* begin STORED RECORDS *

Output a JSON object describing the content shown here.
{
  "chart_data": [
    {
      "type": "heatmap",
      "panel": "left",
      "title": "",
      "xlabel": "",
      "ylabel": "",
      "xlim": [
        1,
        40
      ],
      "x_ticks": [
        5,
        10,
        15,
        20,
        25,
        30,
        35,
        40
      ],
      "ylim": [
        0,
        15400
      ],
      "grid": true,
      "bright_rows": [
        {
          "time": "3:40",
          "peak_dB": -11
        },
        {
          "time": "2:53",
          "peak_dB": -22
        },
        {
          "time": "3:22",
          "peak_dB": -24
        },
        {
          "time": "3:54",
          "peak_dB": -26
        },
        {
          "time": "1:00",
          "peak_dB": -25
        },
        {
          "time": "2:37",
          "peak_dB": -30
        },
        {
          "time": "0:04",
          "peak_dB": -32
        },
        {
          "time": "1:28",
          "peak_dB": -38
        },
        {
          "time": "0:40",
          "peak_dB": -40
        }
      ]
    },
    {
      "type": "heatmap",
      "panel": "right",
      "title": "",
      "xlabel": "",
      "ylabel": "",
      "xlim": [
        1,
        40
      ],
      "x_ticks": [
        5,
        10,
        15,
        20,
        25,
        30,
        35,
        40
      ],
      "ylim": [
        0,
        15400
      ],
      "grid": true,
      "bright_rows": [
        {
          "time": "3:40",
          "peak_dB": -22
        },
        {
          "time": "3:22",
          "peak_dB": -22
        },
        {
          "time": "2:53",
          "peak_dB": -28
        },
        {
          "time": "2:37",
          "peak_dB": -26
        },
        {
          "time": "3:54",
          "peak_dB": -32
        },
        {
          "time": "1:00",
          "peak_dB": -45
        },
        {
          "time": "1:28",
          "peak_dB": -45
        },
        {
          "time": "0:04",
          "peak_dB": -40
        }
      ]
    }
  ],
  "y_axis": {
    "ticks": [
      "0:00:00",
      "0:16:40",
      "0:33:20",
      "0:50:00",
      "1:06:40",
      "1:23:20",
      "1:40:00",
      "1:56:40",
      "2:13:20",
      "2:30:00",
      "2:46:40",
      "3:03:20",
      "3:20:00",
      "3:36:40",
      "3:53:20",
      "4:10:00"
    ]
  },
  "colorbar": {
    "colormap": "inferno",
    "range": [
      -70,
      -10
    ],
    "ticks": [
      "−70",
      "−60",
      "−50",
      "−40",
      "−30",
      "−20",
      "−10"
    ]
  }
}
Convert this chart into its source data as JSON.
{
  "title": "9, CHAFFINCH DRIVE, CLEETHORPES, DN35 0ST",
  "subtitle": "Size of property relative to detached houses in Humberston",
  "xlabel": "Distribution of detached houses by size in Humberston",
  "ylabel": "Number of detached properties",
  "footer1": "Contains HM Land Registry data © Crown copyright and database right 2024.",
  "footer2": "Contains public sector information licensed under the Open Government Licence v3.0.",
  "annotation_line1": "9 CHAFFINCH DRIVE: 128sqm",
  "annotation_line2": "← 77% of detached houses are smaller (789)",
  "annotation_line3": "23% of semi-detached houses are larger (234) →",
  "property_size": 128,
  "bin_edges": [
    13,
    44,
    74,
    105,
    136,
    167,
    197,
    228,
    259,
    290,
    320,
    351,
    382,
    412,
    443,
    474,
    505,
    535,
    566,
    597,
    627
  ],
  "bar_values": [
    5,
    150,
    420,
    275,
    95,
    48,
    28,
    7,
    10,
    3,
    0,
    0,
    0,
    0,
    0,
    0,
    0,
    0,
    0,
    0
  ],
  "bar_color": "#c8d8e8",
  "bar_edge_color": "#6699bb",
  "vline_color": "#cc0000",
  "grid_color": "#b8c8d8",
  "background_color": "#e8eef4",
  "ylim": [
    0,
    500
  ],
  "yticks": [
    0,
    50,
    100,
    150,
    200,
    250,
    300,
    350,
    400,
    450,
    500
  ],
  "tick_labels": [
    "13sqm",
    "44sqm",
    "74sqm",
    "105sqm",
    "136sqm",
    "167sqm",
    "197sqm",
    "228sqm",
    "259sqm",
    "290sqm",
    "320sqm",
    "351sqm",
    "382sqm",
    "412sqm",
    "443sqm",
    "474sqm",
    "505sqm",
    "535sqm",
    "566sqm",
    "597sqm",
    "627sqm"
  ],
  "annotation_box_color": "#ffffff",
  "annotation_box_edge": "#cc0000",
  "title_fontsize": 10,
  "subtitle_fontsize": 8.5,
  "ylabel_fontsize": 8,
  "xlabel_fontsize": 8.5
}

* end STORED RECORDS *

**EXERCISE DIRECTIONS**
Extract all of the data shown above and repeat it verbatim.

**RESPONSE TO THIS EXERCISE**
Output a JSON object describing the content shown here.
{
  "chart_data": [
    {
      "type": "heatmap",
      "panel": "left",
      "title": "",
      "xlabel": "",
      "ylabel": "",
      "xlim": [
        1,
        40
      ],
      "x_ticks": [
        5,
        10,
        15,
        20,
        25,
        30,
        35,
        40
      ],
      "ylim": [
        0,
        15400
      ],
      "grid": true,
      "bright_rows": [
        {
          "time": "3:40",
          "peak_dB": -11
        },
        {
          "time": "2:53",
          "peak_dB": -22
        },
        {
          "time": "3:22",
          "peak_dB": -24
        },
        {
          "time": "3:54",
          "peak_dB": -26
        },
        {
          "time": "1:00",
          "peak_dB": -25
        },
        {
          "time": "2:37",
          "peak_dB": -30
        },
        {
          "time": "0:04",
          "peak_dB": -32
        },
        {
          "time": "1:28",
          "peak_dB": -38
        },
        {
          "time": "0:40",
          "peak_dB": -40
        }
      ]
    },
    {
      "type": "heatmap",
      "panel": "right",
      "title": "",
      "xlabel": "",
      "ylabel": "",
      "xlim": [
        1,
        40
      ],
      "x_ticks": [
        5,
        10,
        15,
        20,
        25,
        30,
        35,
        40
      ],
      "ylim": [
        0,
        15400
      ],
      "grid": true,
      "bright_rows": [
        {
          "time": "3:40",
          "peak_dB": -22
        },
        {
          "time": "3:22",
          "peak_dB": -22
        },
        {
          "time": "2:53",
          "peak_dB": -28
        },
        {
          "time": "2:37",
          "peak_dB": -26
        },
        {
          "time": "3:54",
          "peak_dB": -32
        },
        {
          "time": "1:00",
          "peak_dB": -45
        },
        {
          "time": "1:28",
          "peak_dB": -45
        },
        {
          "time": "0:04",
          "peak_dB": -40
        }
      ]
    }
  ],
  "y_axis": {
    "ticks": [
      "0:00:00",
      "0:16:40",
      "0:33:20",
      "0:50:00",
      "1:06:40",
      "1:23:20",
      "1:40:00",
      "1:56:40",
      "2:13:20",
      "2:30:00",
      "2:46:40",
      "3:03:20",
      "3:20:00",
      "3:36:40",
      "3:53:20",
      "4:10:00"
    ]
  },
  "colorbar": {
    "colormap": "inferno",
    "range": [
      -70,
      -10
    ],
    "ticks": [
      "−70",
      "−60",
      "−50",
      "−40",
      "−30",
      "−20",
      "−10"
    ]
  }
}
Convert this chart into its source data as JSON.
{
  "title": "9, CHAFFINCH DRIVE, CLEETHORPES, DN35 0ST",
  "subtitle": "Size of property relative to detached houses in Humberston",
  "xlabel": "Distribution of detached houses by size in Humberston",
  "ylabel": "Number of detached properties",
  "footer1": "Contains HM Land Registry data © Crown copyright and database right 2024.",
  "footer2": "Contains public sector information licensed under the Open Government Licence v3.0.",
  "annotation_line1": "9 CHAFFINCH DRIVE: 128sqm",
  "annotation_line2": "← 77% of detached houses are smaller (789)",
  "annotation_line3": "23% of semi-detached houses are larger (234) →",
  "property_size": 128,
  "bin_edges": [
    13,
    44,
    74,
    105,
    136,
    167,
    197,
    228,
    259,
    290,
    320,
    351,
    382,
    412,
    443,
    474,
    505,
    535,
    566,
    597,
    627
  ],
  "bar_values": [
    5,
    150,
    420,
    275,
    95,
    48,
    28,
    7,
    10,
    3,
    0,
    0,
    0,
    0,
    0,
    0,
    0,
    0,
    0,
    0
  ],
  "bar_color": "#c8d8e8",
  "bar_edge_color": "#6699bb",
  "vline_color": "#cc0000",
  "grid_color": "#b8c8d8",
  "background_color": "#e8eef4",
  "ylim": [
    0,
    500
  ],
  "yticks": [
    0,
    50,
    100,
    150,
    200,
    250,
    300,
    350,
    400,
    450,
    500
  ],
  "tick_labels": [
    "13sqm",
    "44sqm",
    "74sqm",
    "105sqm",
    "136sqm",
    "167sqm",
    "197sqm",
    "228sqm",
    "259sqm",
    "290sqm",
    "320sqm",
    "351sqm",
    "382sqm",
    "412sqm",
    "443sqm",
    "474sqm",
    "505sqm",
    "535sqm",
    "566sqm",
    "597sqm",
    "627sqm"
  ],
  "annotation_box_color": "#ffffff",
  "annotation_box_edge": "#cc0000",
  "title_fontsize": 10,
  "subtitle_fontsize": 8.5,
  "ylabel_fontsize": 8,
  "xlabel_fontsize": 8.5
}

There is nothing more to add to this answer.